_WHAT IS ASKED_.
Sift the material for lines containing "name", and return them.

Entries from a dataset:
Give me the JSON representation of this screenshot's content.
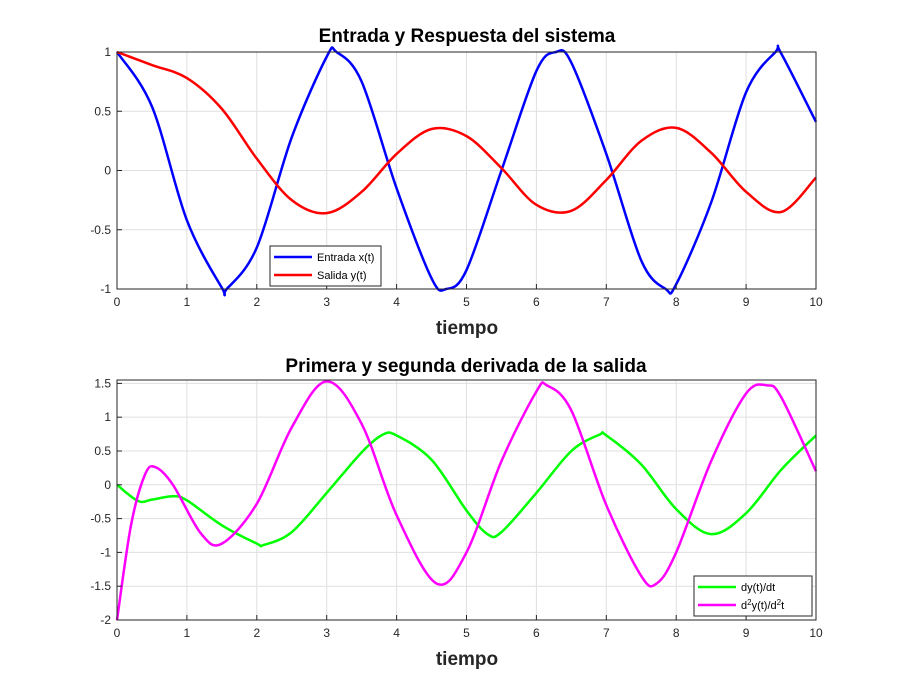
{
  "chart_data": [
    {
      "type": "line",
      "title": "Entrada y Respuesta del sistema",
      "xlabel": "tiempo",
      "ylabel": "",
      "xlim": [
        0,
        10
      ],
      "ylim": [
        -1,
        1
      ],
      "xticks": [
        "0",
        "1",
        "2",
        "3",
        "4",
        "5",
        "6",
        "7",
        "8",
        "9",
        "10"
      ],
      "yticks": [
        "1",
        "0.5",
        "0",
        "-0.5",
        "-1"
      ],
      "ytick_values": [
        1,
        0.5,
        0,
        -0.5,
        -1
      ],
      "grid": true,
      "legend_position": "bottom-left",
      "series": [
        {
          "name": "Entrada x(t)",
          "color": "#0000ff",
          "formula": "cos(2t)",
          "x": [
            0,
            0.5,
            1,
            1.5,
            1.57,
            2,
            2.5,
            3,
            3.14,
            3.5,
            4,
            4.5,
            4.71,
            5,
            5.5,
            6,
            6.28,
            6.5,
            7,
            7.5,
            7.85,
            8,
            8.5,
            9,
            9.42,
            9.5,
            10
          ],
          "y": [
            1,
            0.54,
            -0.42,
            -0.99,
            -1,
            -0.65,
            0.28,
            0.96,
            1,
            0.75,
            -0.15,
            -0.91,
            -1,
            -0.84,
            0.0,
            0.84,
            1,
            0.91,
            0.14,
            -0.76,
            -1,
            -0.96,
            -0.27,
            0.66,
            1,
            0.99,
            0.41
          ]
        },
        {
          "name": "Salida y(t)",
          "color": "#ff0000",
          "x": [
            0,
            0.5,
            1,
            1.5,
            2,
            2.5,
            3,
            3.5,
            4,
            4.5,
            5,
            5.5,
            6,
            6.5,
            7,
            7.5,
            8,
            8.5,
            9,
            9.5,
            10
          ],
          "y": [
            1,
            0.89,
            0.78,
            0.52,
            0.1,
            -0.25,
            -0.36,
            -0.18,
            0.14,
            0.35,
            0.29,
            0.02,
            -0.29,
            -0.34,
            -0.08,
            0.25,
            0.36,
            0.15,
            -0.18,
            -0.35,
            -0.06
          ]
        }
      ]
    },
    {
      "type": "line",
      "title": "Primera y segunda derivada de la salida",
      "xlabel": "tiempo",
      "ylabel": "",
      "xlim": [
        0,
        10
      ],
      "ylim": [
        -2,
        1.55
      ],
      "xticks": [
        "0",
        "1",
        "2",
        "3",
        "4",
        "5",
        "6",
        "7",
        "8",
        "9",
        "10"
      ],
      "yticks": [
        "1.5",
        "1",
        "0.5",
        "0",
        "-0.5",
        "-1",
        "-1.5",
        "-2"
      ],
      "ytick_values": [
        1.5,
        1,
        0.5,
        0,
        -0.5,
        -1,
        -1.5,
        -2
      ],
      "grid": true,
      "legend_position": "bottom-right",
      "series": [
        {
          "name": "dy(t)/dt",
          "color": "#00ff00",
          "x": [
            0,
            0.3,
            0.5,
            0.8,
            1,
            1.5,
            2,
            2.1,
            2.5,
            3,
            3.5,
            3.8,
            4,
            4.5,
            5,
            5.3,
            5.5,
            6,
            6.5,
            6.9,
            7,
            7.5,
            8,
            8.5,
            9,
            9.5,
            10
          ],
          "y": [
            0,
            -0.24,
            -0.22,
            -0.17,
            -0.23,
            -0.6,
            -0.87,
            -0.89,
            -0.7,
            -0.12,
            0.48,
            0.74,
            0.73,
            0.37,
            -0.38,
            -0.73,
            -0.7,
            -0.12,
            0.5,
            0.74,
            0.73,
            0.3,
            -0.36,
            -0.73,
            -0.42,
            0.22,
            0.73
          ]
        },
        {
          "name": "d^2y(t)/d^2t",
          "color": "#ff00ff",
          "x": [
            0,
            0.2,
            0.4,
            0.55,
            0.8,
            1.2,
            1.5,
            2,
            2.5,
            3,
            3.5,
            4,
            4.57,
            5,
            5.5,
            6,
            6.15,
            6.5,
            7,
            7.5,
            7.72,
            8,
            8.5,
            9,
            9.3,
            9.5,
            10
          ],
          "y": [
            -2,
            -0.6,
            0.15,
            0.26,
            0.0,
            -0.72,
            -0.87,
            -0.28,
            0.85,
            1.53,
            0.9,
            -0.45,
            -1.46,
            -1.0,
            0.35,
            1.38,
            1.47,
            1.1,
            -0.3,
            -1.35,
            -1.46,
            -1.0,
            0.35,
            1.35,
            1.47,
            1.3,
            0.2
          ]
        }
      ]
    }
  ]
}
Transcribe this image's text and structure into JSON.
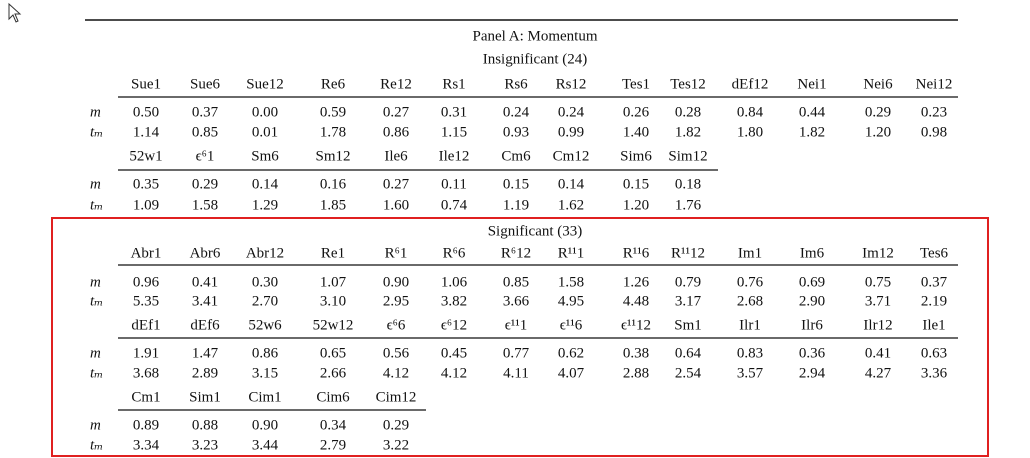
{
  "panel_title": "Panel A: Momentum",
  "groups": [
    {
      "title": "Insignificant (24)",
      "blocks": [
        {
          "headers": [
            "Sue1",
            "Sue6",
            "Sue12",
            "Re6",
            "Re12",
            "Rs1",
            "Rs6",
            "Rs12",
            "Tes1",
            "Tes12",
            "dEf12",
            "Nei1",
            "Nei6",
            "Nei12"
          ],
          "rows": [
            {
              "label": "m",
              "values": [
                "0.50",
                "0.37",
                "0.00",
                "0.59",
                "0.27",
                "0.31",
                "0.24",
                "0.24",
                "0.26",
                "0.28",
                "0.84",
                "0.44",
                "0.29",
                "0.23"
              ]
            },
            {
              "label": "tₘ",
              "values": [
                "1.14",
                "0.85",
                "0.01",
                "1.78",
                "0.86",
                "1.15",
                "0.93",
                "0.99",
                "1.40",
                "1.82",
                "1.80",
                "1.82",
                "1.20",
                "0.98"
              ]
            }
          ]
        },
        {
          "headers": [
            "52w1",
            "ϵ⁶1",
            "Sm6",
            "Sm12",
            "Ile6",
            "Ile12",
            "Cm6",
            "Cm12",
            "Sim6",
            "Sim12"
          ],
          "rows": [
            {
              "label": "m",
              "values": [
                "0.35",
                "0.29",
                "0.14",
                "0.16",
                "0.27",
                "0.11",
                "0.15",
                "0.14",
                "0.15",
                "0.18"
              ]
            },
            {
              "label": "tₘ",
              "values": [
                "1.09",
                "1.58",
                "1.29",
                "1.85",
                "1.60",
                "0.74",
                "1.19",
                "1.62",
                "1.20",
                "1.76"
              ]
            }
          ]
        }
      ]
    },
    {
      "title": "Significant (33)",
      "blocks": [
        {
          "headers": [
            "Abr1",
            "Abr6",
            "Abr12",
            "Re1",
            "R⁶1",
            "R⁶6",
            "R⁶12",
            "R¹¹1",
            "R¹¹6",
            "R¹¹12",
            "Im1",
            "Im6",
            "Im12",
            "Tes6"
          ],
          "rows": [
            {
              "label": "m",
              "values": [
                "0.96",
                "0.41",
                "0.30",
                "1.07",
                "0.90",
                "1.06",
                "0.85",
                "1.58",
                "1.26",
                "0.79",
                "0.76",
                "0.69",
                "0.75",
                "0.37"
              ]
            },
            {
              "label": "tₘ",
              "values": [
                "5.35",
                "3.41",
                "2.70",
                "3.10",
                "2.95",
                "3.82",
                "3.66",
                "4.95",
                "4.48",
                "3.17",
                "2.68",
                "2.90",
                "3.71",
                "2.19"
              ]
            }
          ]
        },
        {
          "headers": [
            "dEf1",
            "dEf6",
            "52w6",
            "52w12",
            "ϵ⁶6",
            "ϵ⁶12",
            "ϵ¹¹1",
            "ϵ¹¹6",
            "ϵ¹¹12",
            "Sm1",
            "Ilr1",
            "Ilr6",
            "Ilr12",
            "Ile1"
          ],
          "rows": [
            {
              "label": "m",
              "values": [
                "1.91",
                "1.47",
                "0.86",
                "0.65",
                "0.56",
                "0.45",
                "0.77",
                "0.62",
                "0.38",
                "0.64",
                "0.83",
                "0.36",
                "0.41",
                "0.63"
              ]
            },
            {
              "label": "tₘ",
              "values": [
                "3.68",
                "2.89",
                "3.15",
                "2.66",
                "4.12",
                "4.12",
                "4.11",
                "4.07",
                "2.88",
                "2.54",
                "3.57",
                "2.94",
                "4.27",
                "3.36"
              ]
            }
          ]
        },
        {
          "headers": [
            "Cm1",
            "Sim1",
            "Cim1",
            "Cim6",
            "Cim12"
          ],
          "rows": [
            {
              "label": "m",
              "values": [
                "0.89",
                "0.88",
                "0.90",
                "0.34",
                "0.29"
              ]
            },
            {
              "label": "tₘ",
              "values": [
                "3.34",
                "3.23",
                "3.44",
                "2.79",
                "3.22"
              ]
            }
          ]
        }
      ]
    }
  ]
}
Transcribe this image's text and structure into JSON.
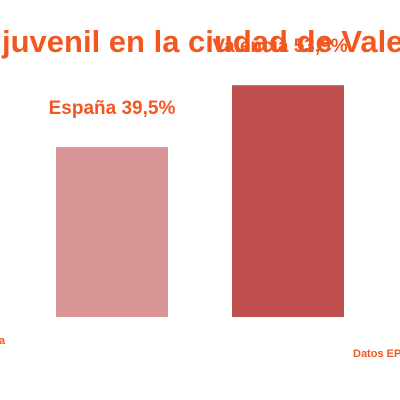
{
  "chart_data": {
    "type": "bar",
    "title": "juvenil en la ciudad de Vale",
    "categories": [
      "España",
      "Valencia"
    ],
    "values": [
      39.5,
      53.9
    ],
    "data_labels": [
      "España 39,5%",
      "Valencia 53,9%"
    ],
    "colors": [
      "#d99595",
      "#c0504d"
    ],
    "ylim": [
      0,
      60
    ],
    "xlabel": "",
    "ylabel": "",
    "grid": false
  },
  "footer": {
    "left_fragment": "a",
    "source": "Datos EP"
  },
  "colors": {
    "accent": "#f2571f"
  }
}
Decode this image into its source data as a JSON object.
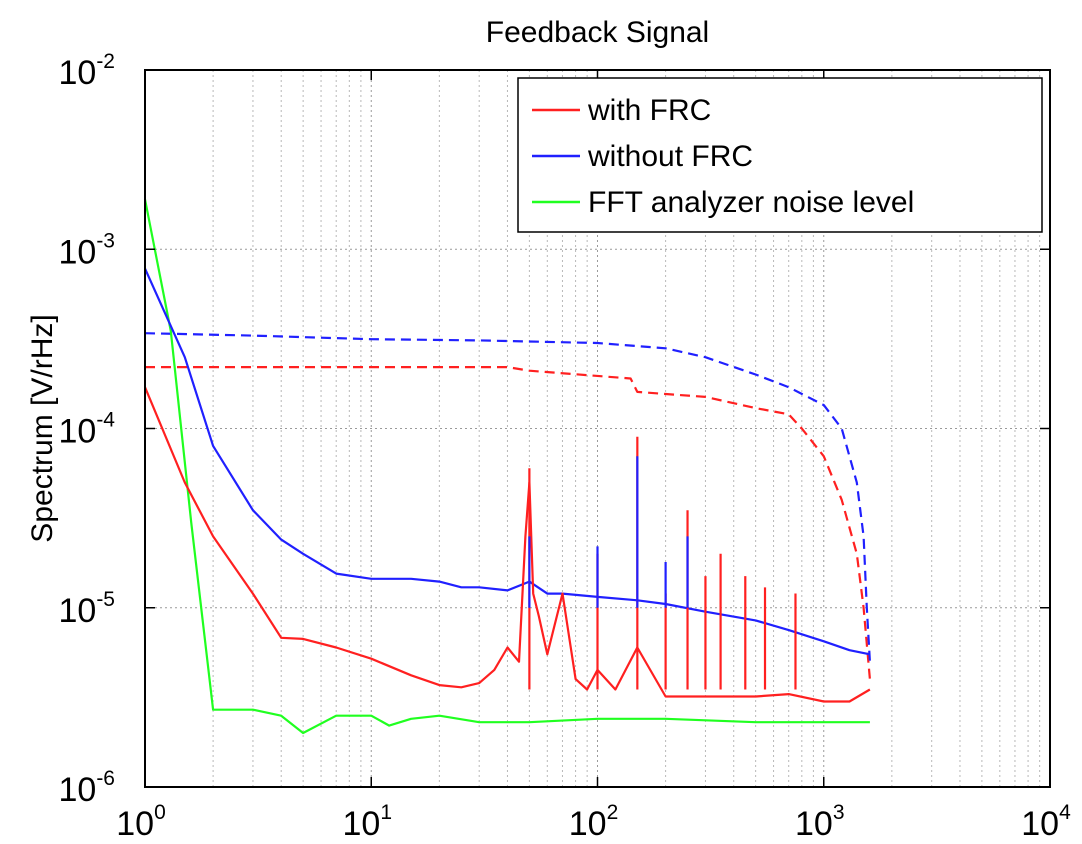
{
  "chart_data": {
    "type": "line",
    "title": "Feedback Signal",
    "xlabel": "",
    "ylabel": "Spectrum [V/rHz]",
    "x_scale": "log",
    "y_scale": "log",
    "xlim": [
      1,
      10000
    ],
    "ylim": [
      1e-06,
      0.01
    ],
    "grid": true,
    "legend_position": "top-right",
    "x_ticks": [
      {
        "base": "10",
        "exp": "0"
      },
      {
        "base": "10",
        "exp": "1"
      },
      {
        "base": "10",
        "exp": "2"
      },
      {
        "base": "10",
        "exp": "3"
      },
      {
        "base": "10",
        "exp": "4"
      }
    ],
    "y_ticks": [
      {
        "base": "10",
        "exp": "-6"
      },
      {
        "base": "10",
        "exp": "-5"
      },
      {
        "base": "10",
        "exp": "-4"
      },
      {
        "base": "10",
        "exp": "-3"
      },
      {
        "base": "10",
        "exp": "-2"
      }
    ],
    "legend": [
      {
        "label": "with FRC",
        "color": "#ff2020"
      },
      {
        "label": "without FRC",
        "color": "#2020ff"
      },
      {
        "label": "FFT analyzer noise level",
        "color": "#20ff20"
      }
    ],
    "series": [
      {
        "name": "with FRC",
        "color": "#ff2020",
        "style": "solid",
        "x": [
          1,
          1.5,
          2,
          3,
          4,
          5,
          7,
          10,
          15,
          20,
          25,
          30,
          35,
          40,
          45,
          48,
          50,
          52,
          55,
          60,
          70,
          80,
          90,
          100,
          120,
          150,
          200,
          300,
          500,
          700,
          1000,
          1300,
          1600
        ],
        "y": [
          0.00017,
          5e-05,
          2.5e-05,
          1.2e-05,
          6.8e-06,
          6.7e-06,
          6e-06,
          5.2e-06,
          4.2e-06,
          3.7e-06,
          3.6e-06,
          3.8e-06,
          4.5e-06,
          6e-06,
          5e-06,
          2.5e-05,
          5e-05,
          1.2e-05,
          9e-06,
          5.5e-06,
          1.2e-05,
          4e-06,
          3.5e-06,
          4.5e-06,
          3.5e-06,
          6e-06,
          3.2e-06,
          3.2e-06,
          3.2e-06,
          3.3e-06,
          3e-06,
          3e-06,
          3.5e-06
        ]
      },
      {
        "name": "without FRC",
        "color": "#2020ff",
        "style": "solid",
        "x": [
          1,
          1.5,
          2,
          3,
          4,
          5,
          7,
          10,
          15,
          20,
          25,
          30,
          40,
          50,
          60,
          70,
          100,
          150,
          200,
          300,
          500,
          700,
          1000,
          1300,
          1600
        ],
        "y": [
          0.00078,
          0.00025,
          8e-05,
          3.5e-05,
          2.4e-05,
          2e-05,
          1.55e-05,
          1.45e-05,
          1.45e-05,
          1.4e-05,
          1.3e-05,
          1.3e-05,
          1.25e-05,
          1.4e-05,
          1.2e-05,
          1.2e-05,
          1.15e-05,
          1.1e-05,
          1.05e-05,
          9.5e-06,
          8.5e-06,
          7.5e-06,
          6.5e-06,
          5.8e-06,
          5.5e-06
        ]
      },
      {
        "name": "FFT analyzer noise level",
        "color": "#20ff20",
        "style": "solid",
        "x": [
          1,
          1.3,
          1.6,
          2,
          3,
          4,
          5,
          7,
          10,
          12,
          15,
          20,
          30,
          50,
          100,
          200,
          500,
          1000,
          1600
        ],
        "y": [
          0.0019,
          0.00035,
          3e-05,
          2.7e-06,
          2.7e-06,
          2.5e-06,
          2e-06,
          2.5e-06,
          2.5e-06,
          2.2e-06,
          2.4e-06,
          2.5e-06,
          2.3e-06,
          2.3e-06,
          2.4e-06,
          2.4e-06,
          2.3e-06,
          2.3e-06,
          2.3e-06
        ]
      },
      {
        "name": "without FRC (dashed)",
        "color": "#2020ff",
        "style": "dashed",
        "x": [
          1,
          3,
          10,
          30,
          100,
          200,
          300,
          500,
          700,
          1000,
          1200,
          1400,
          1500,
          1550,
          1600
        ],
        "y": [
          0.00034,
          0.00033,
          0.000315,
          0.00031,
          0.0003,
          0.00028,
          0.00025,
          0.0002,
          0.00017,
          0.000135,
          0.0001,
          5e-05,
          2.5e-05,
          1e-05,
          5e-06
        ]
      },
      {
        "name": "with FRC (dashed)",
        "color": "#ff2020",
        "style": "dashed",
        "x": [
          1,
          10,
          40,
          50,
          140,
          150,
          300,
          500,
          700,
          800,
          1000,
          1200,
          1400,
          1500,
          1600
        ],
        "y": [
          0.00022,
          0.00022,
          0.00022,
          0.00021,
          0.00019,
          0.00016,
          0.00015,
          0.00013,
          0.00012,
          0.0001,
          7e-05,
          4e-05,
          2e-05,
          1e-05,
          4e-06
        ]
      }
    ],
    "spikes": {
      "with FRC": [
        {
          "x": 50,
          "y": 6e-05
        },
        {
          "x": 100,
          "y": 2e-05
        },
        {
          "x": 150,
          "y": 9e-05
        },
        {
          "x": 200,
          "y": 1.2e-05
        },
        {
          "x": 250,
          "y": 3.5e-05
        },
        {
          "x": 300,
          "y": 1.5e-05
        },
        {
          "x": 350,
          "y": 2e-05
        },
        {
          "x": 450,
          "y": 1.5e-05
        },
        {
          "x": 550,
          "y": 1.3e-05
        },
        {
          "x": 750,
          "y": 1.2e-05
        }
      ],
      "without FRC": [
        {
          "x": 50,
          "y": 2.5e-05
        },
        {
          "x": 100,
          "y": 2.2e-05
        },
        {
          "x": 150,
          "y": 7e-05
        },
        {
          "x": 200,
          "y": 1.8e-05
        },
        {
          "x": 250,
          "y": 2.5e-05
        }
      ]
    }
  }
}
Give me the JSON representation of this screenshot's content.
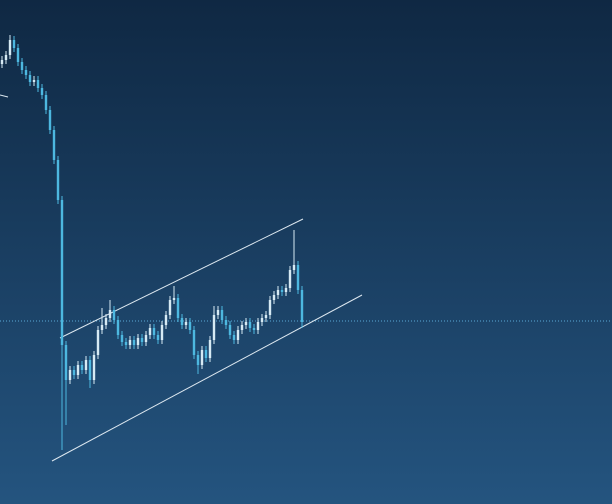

_SOLUTION_.
          "name": "Entrada x(t)",
          "name": "Salida y(t)",
          "name": "dy(t)/dt",
          "name": "d^2y(t)/d^2t",
        "name": "with FRC",
        "name": "without FRC",
        "name": "FFT analyzer noise level",
        "name": "without FRC (dashed)",
        "name": "with FRC (dashed)",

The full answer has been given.